● Work to be completed
Your task is to give the listing below back word for word, pictures excluded.

● Extracted entries
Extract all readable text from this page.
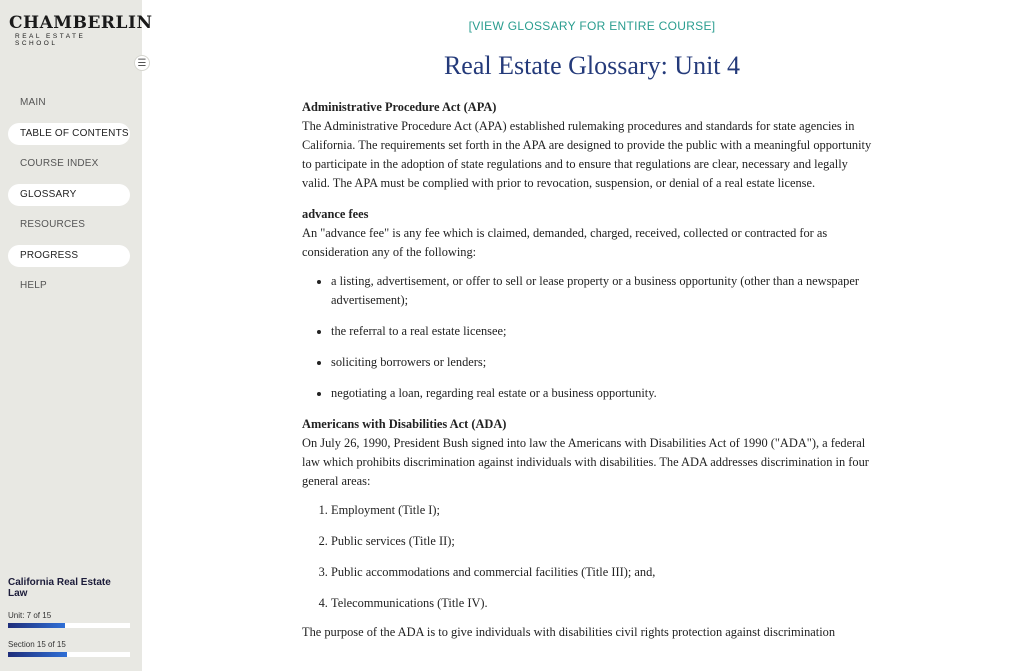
CHAMBERLIN
REAL ESTATE SCHOOL
MAIN
TABLE OF CONTENTS
COURSE INDEX
GLOSSARY
RESOURCES
PROGRESS
HELP
California Real Estate Law
Unit: 7 of 15
Section 15 of 15
☰
[VIEW GLOSSARY FOR ENTIRE COURSE]
Real Estate Glossary: Unit 4
Administrative Procedure Act (APA)
The Administrative Procedure Act (APA) established rulemaking procedures and standards for state agencies in California. The requirements set forth in the APA are designed to provide the public with a meaningful opportunity to participate in the adoption of state regulations and to ensure that regulations are clear, necessary and legally valid. The APA must be complied with prior to revocation, suspension, or denial of a real estate license.
advance fees
An "advance fee" is any fee which is claimed, demanded, charged, received, collected or contracted for as consideration any of the following:
• a listing, advertisement, or offer to sell or lease property or a business opportunity (other than a newspaper advertisement);
• the referral to a real estate licensee;
• soliciting borrowers or lenders;
• negotiating a loan, regarding real estate or a business opportunity.
Americans with Disabilities Act (ADA)
On July 26, 1990, President Bush signed into law the Americans with Disabilities Act of 1990 ("ADA"), a federal law which prohibits discrimination against individuals with disabilities. The ADA addresses discrimination in four general areas:
1. Employment (Title I);
2. Public services (Title II);
3. Public accommodations and commercial facilities (Title III); and,
4. Telecommunications (Title IV).
The purpose of the ADA is to give individuals with disabilities civil rights protection against discrimination
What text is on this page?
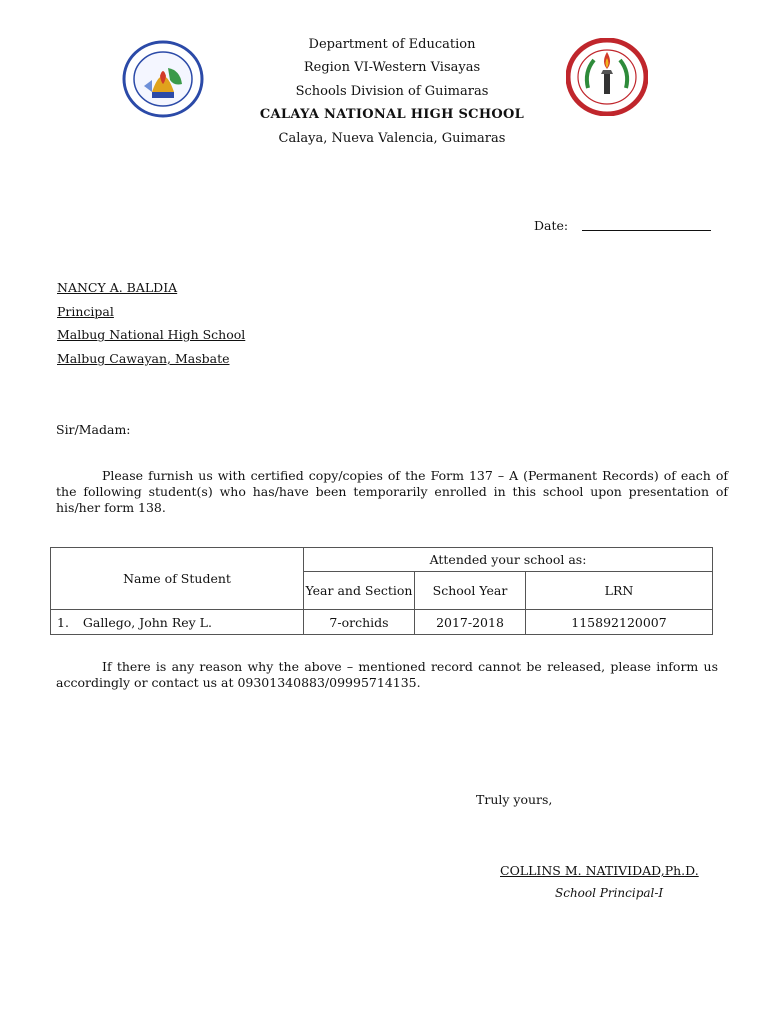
Department of Education
Region VI-Western Visayas
Schools Division of Guimaras
CALAYA NATIONAL HIGH SCHOOL
Calaya, Nueva Valencia, Guimaras
Date:
NANCY A. BALDIA
Principal
Malbug National High School
Malbug Cawayan, Masbate
Sir/Madam:
Please furnish us with certified copy/copies of the Form 137 – A (Permanent Records) of each of the following student(s) who has/have been temporarily enrolled in this school upon presentation of his/her form 138.
Name of Student	Attended your school as:		
	Year and Section	School Year	LRN
1. Gallego, John Rey L.	7-orchids	2017-2018	115892120007
If there is any reason why the above – mentioned record cannot be released, please inform us accordingly or contact us at 09301340883/09995714135.
Truly yours,
COLLINS M. NATIVIDAD,Ph.D.
School Principal-I
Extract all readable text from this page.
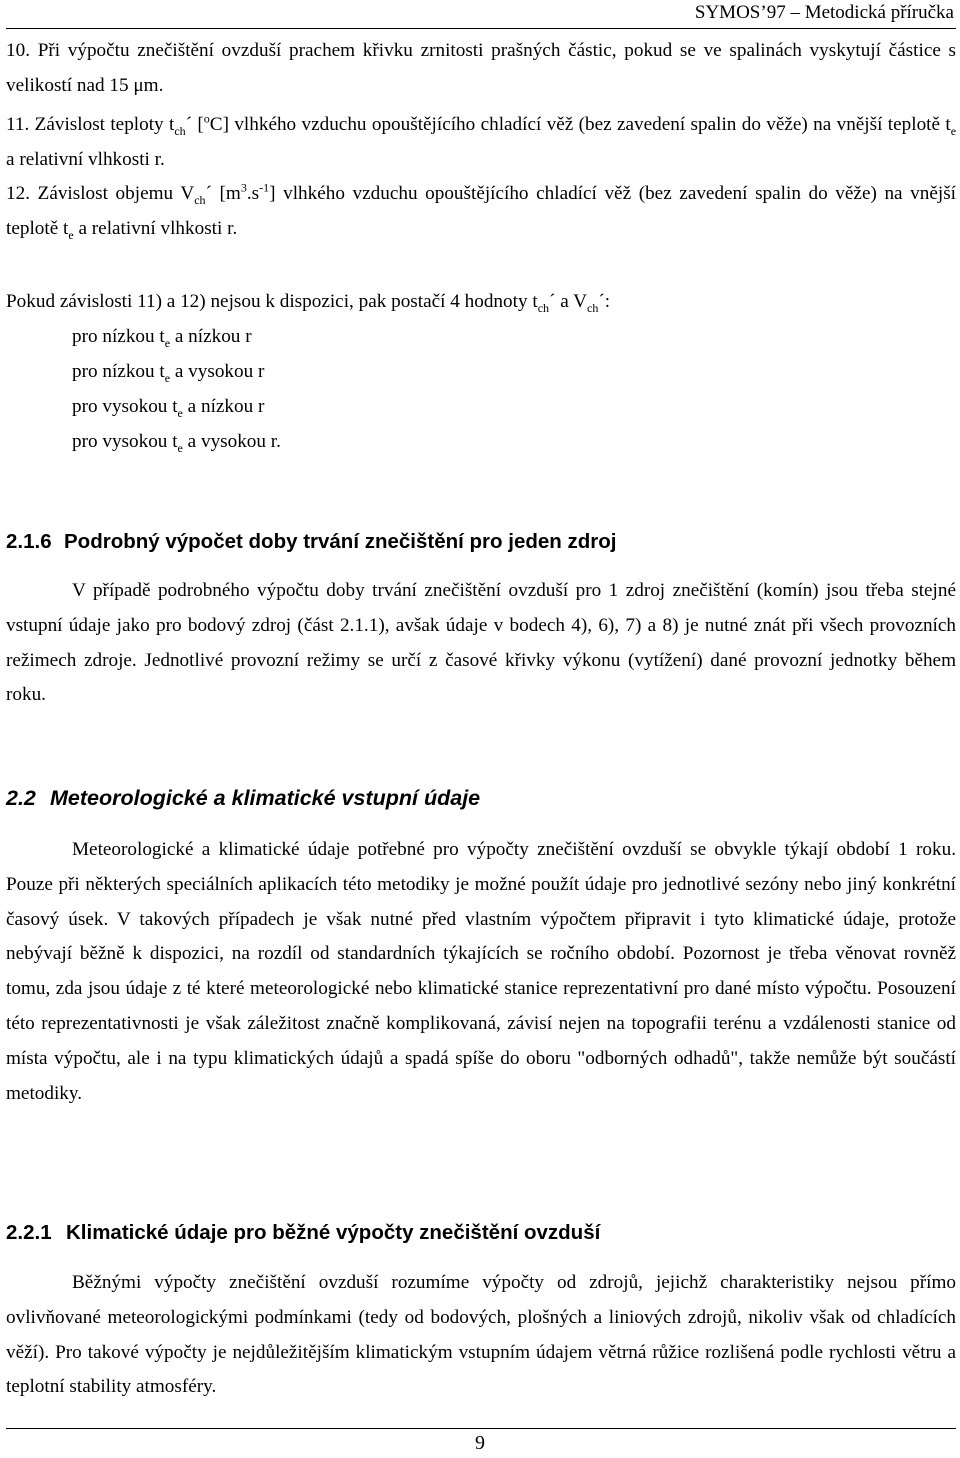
SYMOS’97 – Metodická příručka
10. Při výpočtu znečištění ovzduší prachem křivku zrnitosti prašných částic, pokud se ve spalinách vyskytují částice s velikostí nad 15 μm.
11. Závislost teploty $t_{ch}´$ [$^o$C] vlhkého vzduchu opouštějícího chladící věž (bez zavedení spalin do věže) na vnější teplotě $t_e$ a relativní vlhkosti r.
12. Závislost objemu $V_{ch}´$ $[m^3.s^{-1}]$ vlhkého vzduchu opouštějícího chladící věž (bez zavedení spalin do věže) na vnější teplotě $t_e$ a relativní vlhkosti r.
Pokud závislosti 11) a 12) nejsou k dispozici, pak postačí 4 hodnoty $t_{ch}´$ a $V_{ch}´$:
pro nízkou $t_e$ a nízkou r
pro nízkou $t_e$ a vysokou r
pro vysokou $t_e$ a nízkou r
pro vysokou $t_e$ a vysokou r.
2.1.6 Podrobný výpočet doby trvání znečištění pro jeden zdroj
V případě podrobného výpočtu doby trvání znečištění ovzduší pro 1 zdroj znečištění (komín) jsou třeba stejné vstupní údaje jako pro bodový zdroj (část 2.1.1), avšak údaje v bodech 4), 6), 7) a 8) je nutné znát při všech provozních režimech zdroje. Jednotlivé provozní režimy se určí z časové křivky výkonu (vytížení) dané provozní jednotky během roku.
2.2 Meteorologické a klimatické vstupní údaje
Meteorologické a klimatické údaje potřebné pro výpočty znečištění ovzduší se obvykle týkají období 1 roku. Pouze při některých speciálních aplikacích této metodiky je možné použít údaje pro jednotlivé sezóny nebo jiný konkrétní časový úsek. V takových případech je však nutné před vlastním výpočtem připravit i tyto klimatické údaje, protože nebývají běžně k dispozici, na rozdíl od standardních týkajících se ročního období. Pozornost je třeba věnovat rovněž tomu, zda jsou údaje z té které meteorologické nebo klimatické stanice reprezentativní pro dané místo výpočtu. Posouzení této reprezentativnosti je však záležitost značně komplikovaná, závisí nejen na topografii terénu a vzdálenosti stanice od místa výpočtu, ale i na typu klimatických údajů a spadá spíše do oboru "odborných odhadů", takže nemůže být součástí metodiky.
2.2.1 Klimatické údaje pro běžné výpočty znečištění ovzduší
Běžnými výpočty znečištění ovzduší rozumíme výpočty od zdrojů, jejichž charakteristiky nejsou přímo ovlivňované meteorologickými podmínkami (tedy od bodových, plošných a liniových zdrojů, nikoliv však od chladících věží). Pro takové výpočty je nejdůležitějším klimatickým vstupním údajem větrná růžice rozlišená podle rychlosti větru a teplotní stability atmosféry.
9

● Answer to the problem
Extract all readable text from this page.
CHAMBERLIN
REAL ESTATE SCHOOL
MAIN
TABLE OF CONTENTS
COURSE INDEX
GLOSSARY
RESOURCES
PROGRESS
HELP
California Real Estate Law
Unit: 7 of 15
Section 15 of 15
☰
[VIEW GLOSSARY FOR ENTIRE COURSE]
Real Estate Glossary: Unit 4
Administrative Procedure Act (APA)
The Administrative Procedure Act (APA) established rulemaking procedures and standards for state agencies in California. The requirements set forth in the APA are designed to provide the public with a meaningful opportunity to participate in the adoption of state regulations and to ensure that regulations are clear, necessary and legally valid. The APA must be complied with prior to revocation, suspension, or denial of a real estate license.
advance fees
An "advance fee" is any fee which is claimed, demanded, charged, received, collected or contracted for as consideration any of the following:
• a listing, advertisement, or offer to sell or lease property or a business opportunity (other than a newspaper advertisement);
• the referral to a real estate licensee;
• soliciting borrowers or lenders;
• negotiating a loan, regarding real estate or a business opportunity.
Americans with Disabilities Act (ADA)
On July 26, 1990, President Bush signed into law the Americans with Disabilities Act of 1990 ("ADA"), a federal law which prohibits discrimination against individuals with disabilities. The ADA addresses discrimination in four general areas:
1. Employment (Title I);
2. Public services (Title II);
3. Public accommodations and commercial facilities (Title III); and,
4. Telecommunications (Title IV).
The purpose of the ADA is to give individuals with disabilities civil rights protection against discrimination
What text is on this page?
Department of Education
Region VI-Western Visayas
Schools Division of Guimaras
CALAYA NATIONAL HIGH SCHOOL
Calaya, Nueva Valencia, Guimaras
Date:
NANCY A. BALDIA
Principal
Malbug National High School
Malbug Cawayan, Masbate
Sir/Madam:
Please furnish us with certified copy/copies of the Form 137 – A (Permanent Records) of each of the following student(s) who has/have been temporarily enrolled in this school upon presentation of his/her form 138.
Name of Student	Attended your school as:		
	Year and Section	School Year	LRN
1. Gallego, John Rey L.	7-orchids	2017-2018	115892120007
If there is any reason why the above – mentioned record cannot be released, please inform us accordingly or contact us at 09301340883/09995714135.
Truly yours,
COLLINS M. NATIVIDAD,Ph.D.
School Principal-I
Extract all readable text from this page.
SYMOS’97 – Metodická příručka
10. Při výpočtu znečištění ovzduší prachem křivku zrnitosti prašných částic, pokud se ve spalinách vyskytují částice s velikostí nad 15 μm.
11. Závislost teploty $t_{ch}´$ [$^o$C] vlhkého vzduchu opouštějícího chladící věž (bez zavedení spalin do věže) na vnější teplotě $t_e$ a relativní vlhkosti r.
12. Závislost objemu $V_{ch}´$ $[m^3.s^{-1}]$ vlhkého vzduchu opouštějícího chladící věž (bez zavedení spalin do věže) na vnější teplotě $t_e$ a relativní vlhkosti r.
Pokud závislosti 11) a 12) nejsou k dispozici, pak postačí 4 hodnoty $t_{ch}´$ a $V_{ch}´$:
pro nízkou $t_e$ a nízkou r
pro nízkou $t_e$ a vysokou r
pro vysokou $t_e$ a nízkou r
pro vysokou $t_e$ a vysokou r.
2.1.6 Podrobný výpočet doby trvání znečištění pro jeden zdroj
V případě podrobného výpočtu doby trvání znečištění ovzduší pro 1 zdroj znečištění (komín) jsou třeba stejné vstupní údaje jako pro bodový zdroj (část 2.1.1), avšak údaje v bodech 4), 6), 7) a 8) je nutné znát při všech provozních režimech zdroje. Jednotlivé provozní režimy se určí z časové křivky výkonu (vytížení) dané provozní jednotky během roku.
2.2 Meteorologické a klimatické vstupní údaje
Meteorologické a klimatické údaje potřebné pro výpočty znečištění ovzduší se obvykle týkají období 1 roku. Pouze při některých speciálních aplikacích této metodiky je možné použít údaje pro jednotlivé sezóny nebo jiný konkrétní časový úsek. V takových případech je však nutné před vlastním výpočtem připravit i tyto klimatické údaje, protože nebývají běžně k dispozici, na rozdíl od standardních týkajících se ročního období. Pozornost je třeba věnovat rovněž tomu, zda jsou údaje z té které meteorologické nebo klimatické stanice reprezentativní pro dané místo výpočtu. Posouzení této reprezentativnosti je však záležitost značně komplikovaná, závisí nejen na topografii terénu a vzdálenosti stanice od místa výpočtu, ale i na typu klimatických údajů a spadá spíše do oboru "odborných odhadů", takže nemůže být součástí metodiky.
2.2.1 Klimatické údaje pro běžné výpočty znečištění ovzduší
Běžnými výpočty znečištění ovzduší rozumíme výpočty od zdrojů, jejichž charakteristiky nejsou přímo ovlivňované meteorologickými podmínkami (tedy od bodových, plošných a liniových zdrojů, nikoliv však od chladících věží). Pro takové výpočty je nejdůležitějším klimatickým vstupním údajem větrná růžice rozlišená podle rychlosti větru a teplotní stability atmosféry.
9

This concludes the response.